## REQUIREMENT
Copy each line exactly. Leave nothing out.

## DATA FOR THIS TASK

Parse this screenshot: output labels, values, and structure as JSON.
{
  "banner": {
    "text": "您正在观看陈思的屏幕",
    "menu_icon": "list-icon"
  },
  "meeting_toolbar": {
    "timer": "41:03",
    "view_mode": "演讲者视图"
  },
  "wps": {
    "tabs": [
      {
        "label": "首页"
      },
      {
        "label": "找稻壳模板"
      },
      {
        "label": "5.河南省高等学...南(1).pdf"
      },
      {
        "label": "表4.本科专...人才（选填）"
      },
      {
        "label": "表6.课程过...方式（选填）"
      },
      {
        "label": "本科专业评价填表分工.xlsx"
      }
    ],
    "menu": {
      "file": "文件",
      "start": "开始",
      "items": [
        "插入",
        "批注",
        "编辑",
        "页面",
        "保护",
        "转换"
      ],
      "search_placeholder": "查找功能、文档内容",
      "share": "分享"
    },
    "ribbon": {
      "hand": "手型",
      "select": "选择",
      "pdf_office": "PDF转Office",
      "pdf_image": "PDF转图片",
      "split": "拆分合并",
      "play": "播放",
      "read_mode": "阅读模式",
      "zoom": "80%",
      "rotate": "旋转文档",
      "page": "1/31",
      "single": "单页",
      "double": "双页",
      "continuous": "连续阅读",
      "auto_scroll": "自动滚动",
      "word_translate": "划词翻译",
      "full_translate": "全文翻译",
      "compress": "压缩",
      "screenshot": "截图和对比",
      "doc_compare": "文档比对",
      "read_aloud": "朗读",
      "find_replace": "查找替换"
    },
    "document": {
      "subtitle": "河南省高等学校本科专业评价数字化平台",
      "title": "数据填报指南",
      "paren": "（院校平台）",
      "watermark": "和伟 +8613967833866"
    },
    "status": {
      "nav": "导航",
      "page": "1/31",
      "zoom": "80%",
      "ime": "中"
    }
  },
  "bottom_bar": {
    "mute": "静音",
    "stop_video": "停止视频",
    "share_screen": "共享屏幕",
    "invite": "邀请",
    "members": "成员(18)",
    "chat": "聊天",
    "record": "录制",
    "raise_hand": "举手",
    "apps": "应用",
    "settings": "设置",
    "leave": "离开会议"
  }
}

## OUTPUT FOR THIS EXERCISE
Parse this screenshot: output labels, values, and structure as JSON.
{
  "banner": {
    "text": "您正在观看陈思的屏幕",
    "menu_icon": "list-icon"
  },
  "meeting_toolbar": {
    "timer": "41:03",
    "view_mode": "演讲者视图"
  },
  "wps": {
    "tabs": [
      {
        "label": "首页"
      },
      {
        "label": "找稻壳模板"
      },
      {
        "label": "5.河南省高等学...南(1).pdf"
      },
      {
        "label": "表4.本科专...人才（选填）"
      },
      {
        "label": "表6.课程过...方式（选填）"
      },
      {
        "label": "本科专业评价填表分工.xlsx"
      }
    ],
    "menu": {
      "file": "文件",
      "start": "开始",
      "items": [
        "插入",
        "批注",
        "编辑",
        "页面",
        "保护",
        "转换"
      ],
      "search_placeholder": "查找功能、文档内容",
      "share": "分享"
    },
    "ribbon": {
      "hand": "手型",
      "select": "选择",
      "pdf_office": "PDF转Office",
      "pdf_image": "PDF转图片",
      "split": "拆分合并",
      "play": "播放",
      "read_mode": "阅读模式",
      "zoom": "80%",
      "rotate": "旋转文档",
      "page": "1/31",
      "single": "单页",
      "double": "双页",
      "continuous": "连续阅读",
      "auto_scroll": "自动滚动",
      "word_translate": "划词翻译",
      "full_translate": "全文翻译",
      "compress": "压缩",
      "screenshot": "截图和对比",
      "doc_compare": "文档比对",
      "read_aloud": "朗读",
      "find_replace": "查找替换"
    },
    "document": {
      "subtitle": "河南省高等学校本科专业评价数字化平台",
      "title": "数据填报指南",
      "paren": "（院校平台）",
      "watermark": "和伟 +8613967833866"
    },
    "status": {
      "nav": "导航",
      "page": "1/31",
      "zoom": "80%",
      "ime": "中"
    }
  },
  "bottom_bar": {
    "mute": "静音",
    "stop_video": "停止视频",
    "share_screen": "共享屏幕",
    "invite": "邀请",
    "members": "成员(18)",
    "chat": "聊天",
    "record": "录制",
    "raise_hand": "举手",
    "apps": "应用",
    "settings": "设置",
    "leave": "离开会议"
  }
}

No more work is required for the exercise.